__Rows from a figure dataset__
-----
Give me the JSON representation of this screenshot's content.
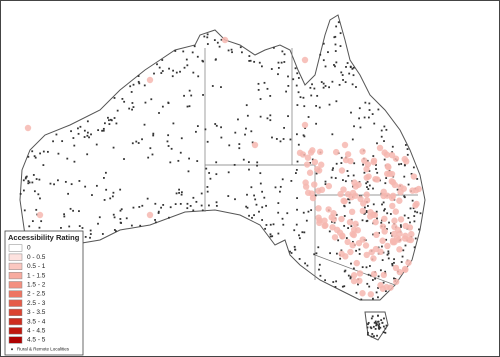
{
  "legend": {
    "title": "Accessibility Rating",
    "items": [
      {
        "label": "0",
        "color": "#ffffff"
      },
      {
        "label": "0 - 0.5",
        "color": "#fde2df"
      },
      {
        "label": "0.5 - 1",
        "color": "#fbc7c0"
      },
      {
        "label": "1 - 1.5",
        "color": "#f8ab9f"
      },
      {
        "label": "1.5 - 2",
        "color": "#f39080"
      },
      {
        "label": "2 - 2.5",
        "color": "#ed7663"
      },
      {
        "label": "2.5 - 3",
        "color": "#e55c49"
      },
      {
        "label": "3 - 3.5",
        "color": "#db4331"
      },
      {
        "label": "3.5 - 4",
        "color": "#ce2c1e"
      },
      {
        "label": "4 - 4.5",
        "color": "#bf170e"
      },
      {
        "label": "4.5 - 5",
        "color": "#ae0303"
      }
    ],
    "localities": "Rural & Remote Localities"
  }
}
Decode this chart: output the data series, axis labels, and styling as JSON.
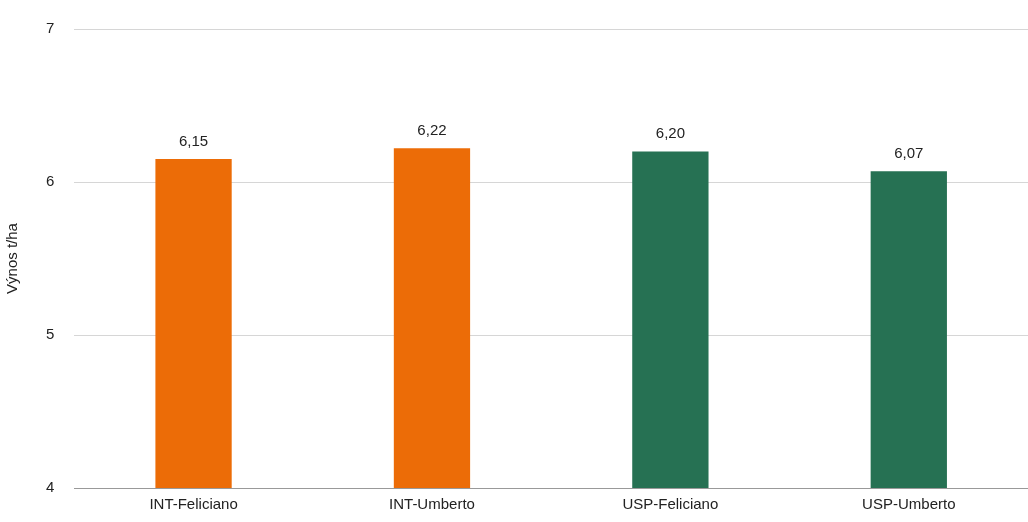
{
  "chart_data": {
    "type": "bar",
    "ylabel": "Výnos t/ha",
    "categories": [
      "INT-Feliciano",
      "INT-Umberto",
      "USP-Feliciano",
      "USP-Umberto"
    ],
    "values": [
      6.15,
      6.22,
      6.2,
      6.07
    ],
    "colors": [
      "#ec6c07",
      "#ec6c07",
      "#267153",
      "#267153"
    ],
    "value_labels": [
      "6,15",
      "6,22",
      "6,20",
      "6,07"
    ],
    "ylim": [
      4,
      7
    ],
    "yticks": [
      4,
      5,
      6,
      7
    ],
    "grid": "y",
    "legend": false
  }
}
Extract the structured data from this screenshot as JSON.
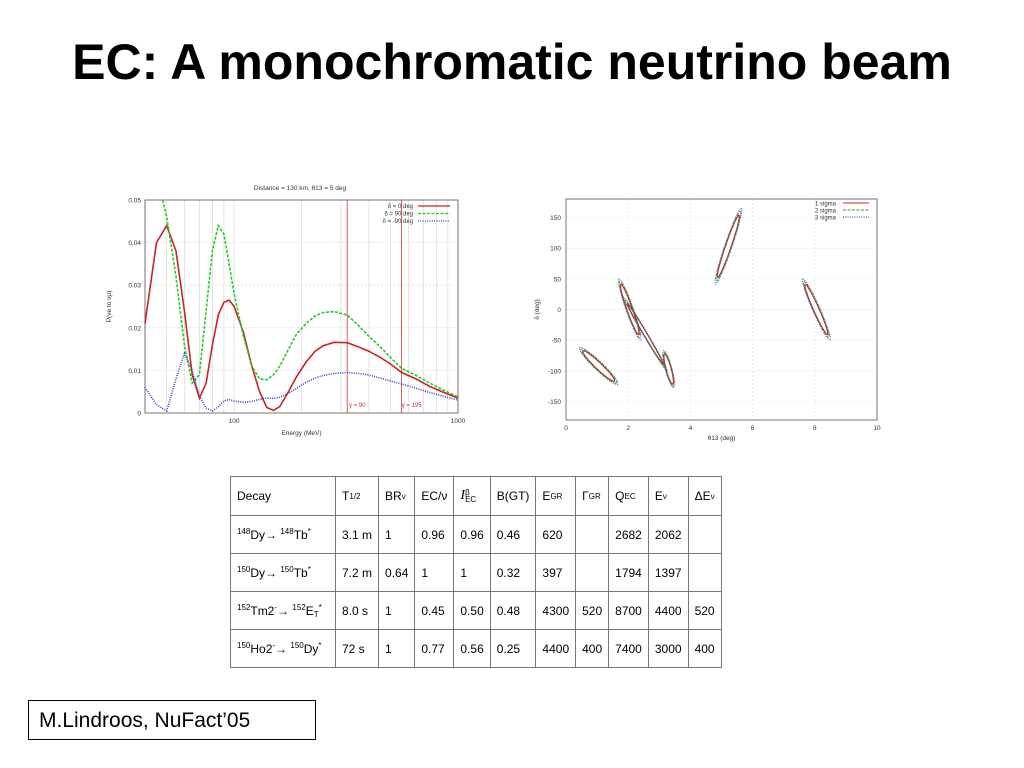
{
  "slide": {
    "title": "EC: A monochromatic neutrino beam",
    "credit": "M.Lindroos, NuFact’05"
  },
  "chart_data": [
    {
      "type": "line",
      "title": "Distance = 130 km, θ13 = 5 deg",
      "xlabel": "Energy (MeV)",
      "ylabel": "P(νe to νμ)",
      "xscale": "log",
      "xlim": [
        40,
        1000
      ],
      "ylim": [
        0,
        0.05
      ],
      "x_ticks": [
        "100",
        "1000"
      ],
      "y_ticks": [
        "0",
        "0.01",
        "0.02",
        "0.03",
        "0.04",
        "0.05"
      ],
      "legend_position": "top-right",
      "annotations": [
        {
          "text": "γ = 90",
          "x": 320
        },
        {
          "text": "γ = 195",
          "x": 560
        }
      ],
      "series": [
        {
          "name": "δ = 0 deg",
          "color": "#cc2222",
          "style": "solid",
          "x": [
            40,
            45,
            50,
            55,
            60,
            65,
            70,
            75,
            80,
            85,
            90,
            95,
            100,
            110,
            120,
            130,
            140,
            150,
            160,
            175,
            190,
            210,
            230,
            250,
            280,
            320,
            360,
            400,
            450,
            500,
            560,
            650,
            750,
            850,
            1000
          ],
          "y": [
            0.021,
            0.04,
            0.044,
            0.038,
            0.024,
            0.009,
            0.0035,
            0.007,
            0.016,
            0.023,
            0.026,
            0.0265,
            0.025,
            0.019,
            0.011,
            0.005,
            0.0013,
            0.0006,
            0.0015,
            0.005,
            0.0085,
            0.012,
            0.0145,
            0.0158,
            0.0166,
            0.0165,
            0.0155,
            0.0145,
            0.013,
            0.0115,
            0.0095,
            0.008,
            0.0062,
            0.005,
            0.0035
          ]
        },
        {
          "name": "δ = 90 deg",
          "color": "#22cc22",
          "style": "dashed",
          "x": [
            48,
            50,
            55,
            60,
            65,
            70,
            75,
            80,
            85,
            90,
            95,
            100,
            110,
            120,
            130,
            140,
            150,
            160,
            175,
            190,
            210,
            230,
            250,
            280,
            320,
            360,
            400,
            450,
            500,
            560,
            650,
            750,
            850,
            1000
          ],
          "y": [
            0.05,
            0.046,
            0.032,
            0.016,
            0.007,
            0.009,
            0.024,
            0.038,
            0.044,
            0.042,
            0.035,
            0.028,
            0.018,
            0.011,
            0.008,
            0.0078,
            0.009,
            0.011,
            0.015,
            0.0185,
            0.021,
            0.0228,
            0.0236,
            0.0238,
            0.023,
            0.0205,
            0.018,
            0.0155,
            0.013,
            0.0105,
            0.0088,
            0.007,
            0.0055,
            0.0038
          ]
        },
        {
          "name": "δ = -90 deg",
          "color": "#3344bb",
          "style": "dotted",
          "x": [
            40,
            45,
            50,
            55,
            60,
            65,
            70,
            75,
            80,
            85,
            90,
            95,
            100,
            110,
            120,
            130,
            140,
            150,
            160,
            175,
            190,
            210,
            230,
            250,
            280,
            320,
            360,
            400,
            450,
            500,
            560,
            650,
            750,
            850,
            1000
          ],
          "y": [
            0.006,
            0.002,
            0.0005,
            0.008,
            0.014,
            0.01,
            0.004,
            0.0012,
            0.0005,
            0.0015,
            0.0028,
            0.0032,
            0.0028,
            0.0025,
            0.0027,
            0.0032,
            0.0035,
            0.0034,
            0.0037,
            0.0046,
            0.0058,
            0.0072,
            0.0082,
            0.0088,
            0.0093,
            0.0095,
            0.0093,
            0.0089,
            0.0082,
            0.0075,
            0.0068,
            0.0058,
            0.0048,
            0.004,
            0.003
          ]
        }
      ]
    },
    {
      "type": "scatter",
      "title": "",
      "xlabel": "θ13 (deg)",
      "ylabel": "δ (deg)",
      "xlim": [
        0,
        10
      ],
      "ylim": [
        -180,
        180
      ],
      "x_ticks": [
        "0",
        "2",
        "4",
        "6",
        "8",
        "10"
      ],
      "y_ticks": [
        "150",
        "100",
        "50",
        "0",
        "-50",
        "-100",
        "-150"
      ],
      "legend_position": "top-right",
      "series": [
        {
          "name": "1 sigma",
          "color": "#cc2222",
          "style": "solid"
        },
        {
          "name": "2 sigma",
          "color": "#22aa22",
          "style": "dashed"
        },
        {
          "name": "3 sigma",
          "color": "#3344bb",
          "style": "dotted"
        }
      ],
      "regions": [
        {
          "cx": 1.05,
          "cy": -92,
          "dx": 0.62,
          "dy": -30,
          "w": 0.14
        },
        {
          "cx": 2.05,
          "cy": 0,
          "dx": 0.35,
          "dy": -50,
          "w": 0.12
        },
        {
          "cx": 3.3,
          "cy": -97,
          "dx": 0.16,
          "dy": -30,
          "w": 0.11
        },
        {
          "cx": 5.22,
          "cy": 103,
          "dx": 0.42,
          "dy": 62,
          "w": 0.12
        },
        {
          "cx": 8.05,
          "cy": 0,
          "dx": -0.44,
          "dy": 50,
          "w": 0.12
        },
        {
          "cx": 2.55,
          "cy": -40,
          "dx": 0.7,
          "dy": -60,
          "w": 0.07
        }
      ]
    }
  ],
  "table": {
    "headers": [
      {
        "main": "Decay"
      },
      {
        "main": "T",
        "sub": "1/2"
      },
      {
        "main": "BR",
        "sub": "ν"
      },
      {
        "main": "EC/ν"
      },
      {
        "main": "I",
        "sup": "β",
        "sub": "EC"
      },
      {
        "main": "B(GT)"
      },
      {
        "main": "E",
        "sub": "GR"
      },
      {
        "main": "Γ",
        "sub": "GR"
      },
      {
        "main": "Q",
        "sub": "EC"
      },
      {
        "main": "E",
        "sub": "ν"
      },
      {
        "main": "ΔE",
        "sub": "ν"
      }
    ],
    "rows": [
      {
        "decay": [
          {
            "sup": "148"
          },
          {
            "t": "Dy→ "
          },
          {
            "sup": "148"
          },
          {
            "t": "Tb"
          },
          {
            "sup": "*"
          }
        ],
        "cells": [
          "3.1 m",
          "1",
          "0.96",
          "0.96",
          "0.46",
          "620",
          "",
          "2682",
          "2062",
          ""
        ]
      },
      {
        "decay": [
          {
            "sup": "150"
          },
          {
            "t": "Dy→ "
          },
          {
            "sup": "150"
          },
          {
            "t": "Tb"
          },
          {
            "sup": "*"
          }
        ],
        "cells": [
          "7.2 m",
          "0.64",
          "1",
          "1",
          "0.32",
          "397",
          "",
          "1794",
          "1397",
          ""
        ]
      },
      {
        "decay": [
          {
            "sup": "152"
          },
          {
            "t": "Tm2"
          },
          {
            "sup": "-"
          },
          {
            "t": "→ "
          },
          {
            "sup": "152"
          },
          {
            "t": "E"
          },
          {
            "sub": "T"
          },
          {
            "sup": "*"
          }
        ],
        "cells": [
          "8.0 s",
          "1",
          "0.45",
          "0.50",
          "0.48",
          "4300",
          "520",
          "8700",
          "4400",
          "520"
        ]
      },
      {
        "decay": [
          {
            "sup": "150"
          },
          {
            "t": "Ho2"
          },
          {
            "sup": "-"
          },
          {
            "t": "→ "
          },
          {
            "sup": "150"
          },
          {
            "t": "Dy"
          },
          {
            "sup": "*"
          }
        ],
        "cells": [
          "72 s",
          "1",
          "0.77",
          "0.56",
          "0.25",
          "4400",
          "400",
          "7400",
          "3000",
          "400"
        ]
      }
    ]
  }
}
-----
__Written task__
Search the records for the word "style" and copy every line where it occurs.

__The response__
          "style": "solid",
          "style": "dashed",
          "style": "dotted",
          "style": "solid"
          "style": "dashed"
          "style": "dotted"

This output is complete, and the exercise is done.